STATED TASK |
Identify, in the records below, every line where the string "themis" appears, and copy each such line.

DATA SUPPLIED |

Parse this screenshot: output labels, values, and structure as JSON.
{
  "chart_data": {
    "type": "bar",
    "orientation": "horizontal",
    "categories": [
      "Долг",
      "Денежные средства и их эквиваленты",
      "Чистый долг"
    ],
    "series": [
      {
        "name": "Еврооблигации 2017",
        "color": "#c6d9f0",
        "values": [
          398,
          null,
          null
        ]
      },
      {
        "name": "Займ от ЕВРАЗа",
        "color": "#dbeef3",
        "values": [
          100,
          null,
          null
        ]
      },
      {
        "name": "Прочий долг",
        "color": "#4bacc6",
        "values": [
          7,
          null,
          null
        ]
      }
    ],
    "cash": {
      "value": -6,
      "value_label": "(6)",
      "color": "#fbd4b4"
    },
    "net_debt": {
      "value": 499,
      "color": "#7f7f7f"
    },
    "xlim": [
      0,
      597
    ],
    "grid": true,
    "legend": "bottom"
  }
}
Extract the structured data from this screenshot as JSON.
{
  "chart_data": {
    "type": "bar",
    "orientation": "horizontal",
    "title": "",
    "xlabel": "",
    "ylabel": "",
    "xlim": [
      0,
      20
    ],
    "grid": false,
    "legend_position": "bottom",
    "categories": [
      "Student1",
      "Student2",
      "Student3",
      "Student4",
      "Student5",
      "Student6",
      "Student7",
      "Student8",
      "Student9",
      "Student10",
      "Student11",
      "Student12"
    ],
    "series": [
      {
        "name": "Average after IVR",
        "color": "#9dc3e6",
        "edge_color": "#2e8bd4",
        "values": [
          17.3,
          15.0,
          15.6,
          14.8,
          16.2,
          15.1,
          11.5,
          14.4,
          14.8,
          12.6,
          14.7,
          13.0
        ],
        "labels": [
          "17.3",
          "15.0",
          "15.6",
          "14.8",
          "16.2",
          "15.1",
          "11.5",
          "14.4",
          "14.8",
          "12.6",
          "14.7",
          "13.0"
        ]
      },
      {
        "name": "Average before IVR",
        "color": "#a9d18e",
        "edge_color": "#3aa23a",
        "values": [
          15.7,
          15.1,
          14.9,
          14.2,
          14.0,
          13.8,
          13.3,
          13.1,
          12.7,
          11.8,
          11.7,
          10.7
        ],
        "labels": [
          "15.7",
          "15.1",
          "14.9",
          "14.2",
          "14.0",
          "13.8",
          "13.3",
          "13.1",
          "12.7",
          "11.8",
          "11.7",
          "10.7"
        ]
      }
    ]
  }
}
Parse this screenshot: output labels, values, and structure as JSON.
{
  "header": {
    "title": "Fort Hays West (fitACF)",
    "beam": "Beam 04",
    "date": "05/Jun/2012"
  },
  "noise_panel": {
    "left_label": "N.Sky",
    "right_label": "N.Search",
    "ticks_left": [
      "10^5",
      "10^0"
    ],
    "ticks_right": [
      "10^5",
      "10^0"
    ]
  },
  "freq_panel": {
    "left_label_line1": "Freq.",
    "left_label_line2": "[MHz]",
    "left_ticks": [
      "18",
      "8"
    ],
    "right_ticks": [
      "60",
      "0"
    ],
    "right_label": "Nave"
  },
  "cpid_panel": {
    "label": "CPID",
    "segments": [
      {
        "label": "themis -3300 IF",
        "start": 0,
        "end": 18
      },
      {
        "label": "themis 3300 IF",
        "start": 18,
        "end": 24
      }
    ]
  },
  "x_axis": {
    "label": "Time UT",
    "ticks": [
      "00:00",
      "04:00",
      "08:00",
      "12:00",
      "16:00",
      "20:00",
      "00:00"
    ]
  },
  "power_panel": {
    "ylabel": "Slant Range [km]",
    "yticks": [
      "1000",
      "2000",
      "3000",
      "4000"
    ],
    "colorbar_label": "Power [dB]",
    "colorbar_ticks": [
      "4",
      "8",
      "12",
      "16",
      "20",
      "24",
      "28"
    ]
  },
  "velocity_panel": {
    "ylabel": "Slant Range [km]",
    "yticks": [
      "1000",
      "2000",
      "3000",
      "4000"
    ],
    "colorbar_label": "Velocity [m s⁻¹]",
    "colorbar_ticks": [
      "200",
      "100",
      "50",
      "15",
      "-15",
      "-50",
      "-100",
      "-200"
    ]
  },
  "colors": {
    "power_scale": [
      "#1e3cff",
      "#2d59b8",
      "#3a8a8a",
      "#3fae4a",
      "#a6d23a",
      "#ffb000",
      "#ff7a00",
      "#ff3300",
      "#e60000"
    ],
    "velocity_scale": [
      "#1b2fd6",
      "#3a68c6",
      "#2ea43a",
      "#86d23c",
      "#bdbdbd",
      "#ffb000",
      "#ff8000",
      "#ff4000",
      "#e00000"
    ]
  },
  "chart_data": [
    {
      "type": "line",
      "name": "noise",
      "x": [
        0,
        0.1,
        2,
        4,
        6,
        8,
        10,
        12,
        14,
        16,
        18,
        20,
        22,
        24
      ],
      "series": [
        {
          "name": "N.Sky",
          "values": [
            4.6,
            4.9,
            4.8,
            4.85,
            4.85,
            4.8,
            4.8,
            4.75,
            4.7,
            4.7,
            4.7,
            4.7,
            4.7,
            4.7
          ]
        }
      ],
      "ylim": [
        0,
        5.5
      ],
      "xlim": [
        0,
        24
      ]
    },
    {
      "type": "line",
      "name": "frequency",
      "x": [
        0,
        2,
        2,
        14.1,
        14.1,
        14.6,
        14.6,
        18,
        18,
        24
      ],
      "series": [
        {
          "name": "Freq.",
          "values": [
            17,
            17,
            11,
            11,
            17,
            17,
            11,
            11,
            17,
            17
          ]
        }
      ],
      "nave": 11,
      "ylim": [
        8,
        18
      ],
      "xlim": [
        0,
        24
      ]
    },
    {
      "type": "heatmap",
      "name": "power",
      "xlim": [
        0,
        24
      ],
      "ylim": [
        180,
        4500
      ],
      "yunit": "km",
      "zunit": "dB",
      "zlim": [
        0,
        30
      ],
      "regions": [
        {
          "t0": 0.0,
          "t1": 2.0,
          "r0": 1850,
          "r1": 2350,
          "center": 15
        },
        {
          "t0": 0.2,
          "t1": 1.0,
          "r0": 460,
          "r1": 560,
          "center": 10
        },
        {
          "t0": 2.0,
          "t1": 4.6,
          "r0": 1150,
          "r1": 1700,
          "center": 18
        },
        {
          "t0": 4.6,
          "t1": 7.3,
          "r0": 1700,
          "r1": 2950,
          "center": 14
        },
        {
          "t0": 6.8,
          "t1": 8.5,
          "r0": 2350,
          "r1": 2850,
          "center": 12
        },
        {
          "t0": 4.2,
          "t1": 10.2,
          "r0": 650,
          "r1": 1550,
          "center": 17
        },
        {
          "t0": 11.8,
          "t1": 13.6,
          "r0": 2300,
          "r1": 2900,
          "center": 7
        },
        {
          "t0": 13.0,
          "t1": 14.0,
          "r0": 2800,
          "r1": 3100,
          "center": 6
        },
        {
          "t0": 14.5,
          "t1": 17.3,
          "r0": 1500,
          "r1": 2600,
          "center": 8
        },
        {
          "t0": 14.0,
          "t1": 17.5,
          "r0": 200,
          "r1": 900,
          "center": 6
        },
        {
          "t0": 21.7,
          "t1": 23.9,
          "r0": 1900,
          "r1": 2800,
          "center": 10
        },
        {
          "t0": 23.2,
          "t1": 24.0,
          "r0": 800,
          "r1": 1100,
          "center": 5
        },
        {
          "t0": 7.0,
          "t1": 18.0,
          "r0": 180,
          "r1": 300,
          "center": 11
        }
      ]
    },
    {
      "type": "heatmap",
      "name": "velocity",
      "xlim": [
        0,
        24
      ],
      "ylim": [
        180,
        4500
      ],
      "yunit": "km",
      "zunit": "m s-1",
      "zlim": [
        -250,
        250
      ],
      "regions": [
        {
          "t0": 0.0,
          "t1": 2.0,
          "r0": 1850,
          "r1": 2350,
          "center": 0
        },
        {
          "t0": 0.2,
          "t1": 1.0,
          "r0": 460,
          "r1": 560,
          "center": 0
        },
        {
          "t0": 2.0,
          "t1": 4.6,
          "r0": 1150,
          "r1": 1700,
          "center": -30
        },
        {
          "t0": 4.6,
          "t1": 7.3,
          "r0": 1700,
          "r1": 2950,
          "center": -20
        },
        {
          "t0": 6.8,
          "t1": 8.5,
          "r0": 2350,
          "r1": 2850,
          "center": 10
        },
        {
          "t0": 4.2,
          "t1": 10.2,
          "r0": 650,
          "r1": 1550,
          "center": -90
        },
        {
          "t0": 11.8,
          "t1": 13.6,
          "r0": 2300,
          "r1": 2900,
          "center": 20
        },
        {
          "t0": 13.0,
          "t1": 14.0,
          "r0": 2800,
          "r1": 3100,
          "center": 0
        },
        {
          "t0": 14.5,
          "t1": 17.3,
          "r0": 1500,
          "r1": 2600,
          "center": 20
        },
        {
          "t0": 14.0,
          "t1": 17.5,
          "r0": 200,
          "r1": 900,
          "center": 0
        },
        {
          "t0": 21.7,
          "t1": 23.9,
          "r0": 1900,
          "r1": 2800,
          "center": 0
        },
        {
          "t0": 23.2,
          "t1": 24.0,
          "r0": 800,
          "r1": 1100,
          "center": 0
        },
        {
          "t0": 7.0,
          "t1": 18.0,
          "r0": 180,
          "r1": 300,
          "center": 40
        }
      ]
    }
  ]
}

EXPECTED OUTPUT |
        "label": "themis -3300 IF",
        "label": "themis 3300 IF",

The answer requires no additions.